**Task to carry out**
Please find all lines in the data that hold the string "name" and copy them.

═══ Working data ═══

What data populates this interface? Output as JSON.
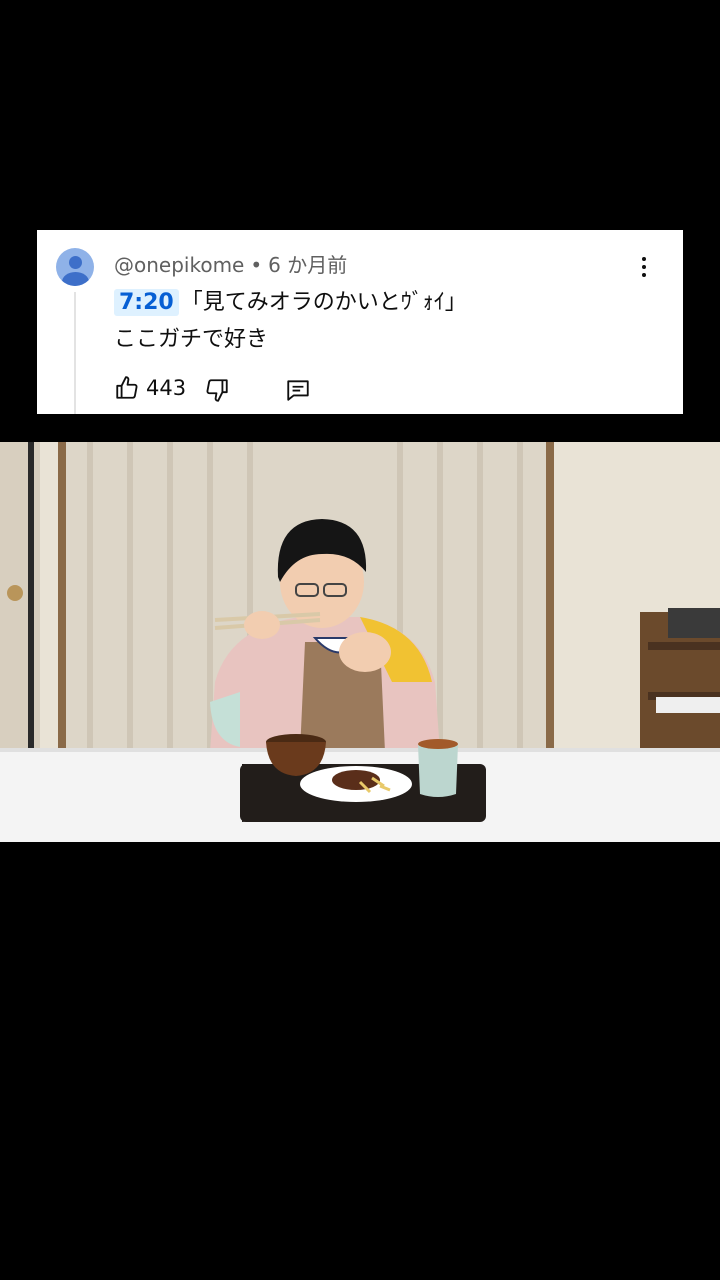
{
  "comment": {
    "author": "@onepikome",
    "separator": "•",
    "time_ago": "6 か月前",
    "timestamp_link": "7:20",
    "text_line1": "「見てみオラのかいとｳﾞｫｲ」",
    "text_line2": "ここガチで好き",
    "like_count": "443"
  },
  "icons": {
    "avatar": "default-user-avatar",
    "menu": "more-vert-icon",
    "like": "thumbs-up-icon",
    "dislike": "thumbs-down-icon",
    "reply": "comment-reply-icon"
  },
  "colors": {
    "background": "#000000",
    "card": "#ffffff",
    "timestamp_bg": "#def1ff",
    "timestamp_text": "#065fd4",
    "meta_text": "#606060"
  }
}
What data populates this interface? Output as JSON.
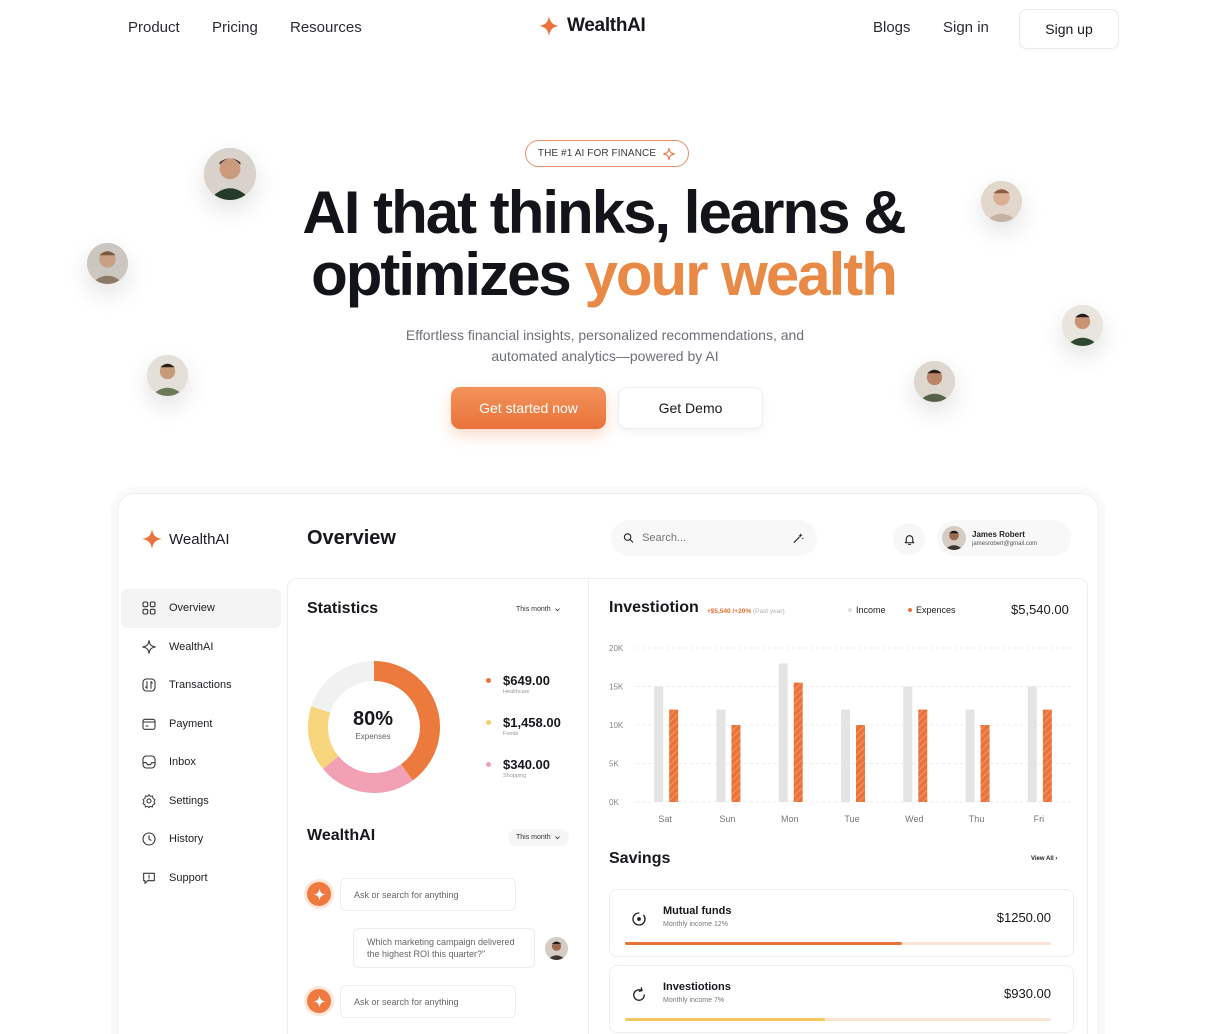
{
  "nav": {
    "links_left": [
      "Product",
      "Pricing",
      "Resources"
    ],
    "brand": "WealthAI",
    "links_right": [
      "Blogs",
      "Sign in"
    ],
    "signup": "Sign up"
  },
  "hero": {
    "badge": "THE #1 AI FOR FINANCE",
    "title_line1": "AI that thinks, learns &",
    "title_line2_a": "optimizes ",
    "title_line2_b": "your wealth",
    "subtitle_line1": "Effortless financial insights, personalized recommendations, and",
    "subtitle_line2": "automated analytics—powered by AI",
    "cta_primary": "Get started now",
    "cta_secondary": "Get Demo"
  },
  "dashboard": {
    "brand": "WealthAI",
    "page_title": "Overview",
    "search_placeholder": "Search...",
    "user": {
      "name": "James Robert",
      "email": "jamesrobert@gmail.com"
    },
    "sidebar": [
      {
        "label": "Overview",
        "icon": "grid-icon",
        "active": true
      },
      {
        "label": "WealthAI",
        "icon": "sparkle-icon"
      },
      {
        "label": "Transactions",
        "icon": "transactions-icon"
      },
      {
        "label": "Payment",
        "icon": "payment-icon"
      },
      {
        "label": "Inbox",
        "icon": "inbox-icon"
      },
      {
        "label": "Settings",
        "icon": "gear-icon"
      },
      {
        "label": "History",
        "icon": "clock-icon"
      },
      {
        "label": "Support",
        "icon": "chat-icon"
      }
    ],
    "statistics": {
      "title": "Statistics",
      "period": "This month",
      "percent": "80%",
      "percent_label": "Expenses",
      "items": [
        {
          "amount": "$649.00",
          "category": "Healthcare",
          "color": "#e9733a"
        },
        {
          "amount": "$1,458.00",
          "category": "Foods",
          "color": "#f6cf6b"
        },
        {
          "amount": "$340.00",
          "category": "Shopping",
          "color": "#f2a0b4"
        }
      ],
      "ring": [
        {
          "color": "#ec7a3c",
          "value": 0.4
        },
        {
          "color": "#f2a0b4",
          "value": 0.24
        },
        {
          "color": "#f6d57c",
          "value": 0.16
        },
        {
          "color": "#f1f1f1",
          "value": 0.2
        }
      ]
    },
    "wealthai": {
      "title": "WealthAI",
      "period": "This month",
      "prompt1": "Ask or search for anything",
      "question_line1": "Which marketing campaign delivered",
      "question_line2": "the highest ROI this quarter?\"",
      "prompt2": "Ask or search for anything"
    },
    "investment": {
      "title": "Investiotion",
      "delta": "+$5,540 /+20%",
      "delta_note": "(Past year)",
      "legend_income": "Income",
      "legend_expenses": "Expences",
      "total": "$5,540.00"
    },
    "savings": {
      "title": "Savings",
      "view_all": "View All",
      "items": [
        {
          "name": "Mutual funds",
          "sub": "Monthly income 12%",
          "amount": "$1250.00",
          "progress": 0.65,
          "color": "#e9733a"
        },
        {
          "name": "Investiotions",
          "sub": "Monthly income 7%",
          "amount": "$930.00",
          "progress": 0.47,
          "color": "#f6c95f"
        }
      ]
    }
  },
  "chart_data": {
    "type": "bar",
    "categories": [
      "Sat",
      "Sun",
      "Mon",
      "Tue",
      "Wed",
      "Thu",
      "Fri"
    ],
    "series": [
      {
        "name": "Income",
        "values": [
          15000,
          12000,
          18000,
          12000,
          15000,
          12000,
          15000
        ],
        "color": "#e4e4e4"
      },
      {
        "name": "Expences",
        "values": [
          12000,
          10000,
          15500,
          10000,
          12000,
          10000,
          12000
        ],
        "color": "#e9733a"
      }
    ],
    "yticks": [
      "0K",
      "5K",
      "10K",
      "15K",
      "20K"
    ],
    "ylim": [
      0,
      20000
    ],
    "grid": true,
    "legend": "top"
  }
}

═══

**Result of the task**
      "name": "James Robert",
          "name": "Mutual funds",
          "name": "Investiotions",
        "name": "Income",
        "name": "Expences",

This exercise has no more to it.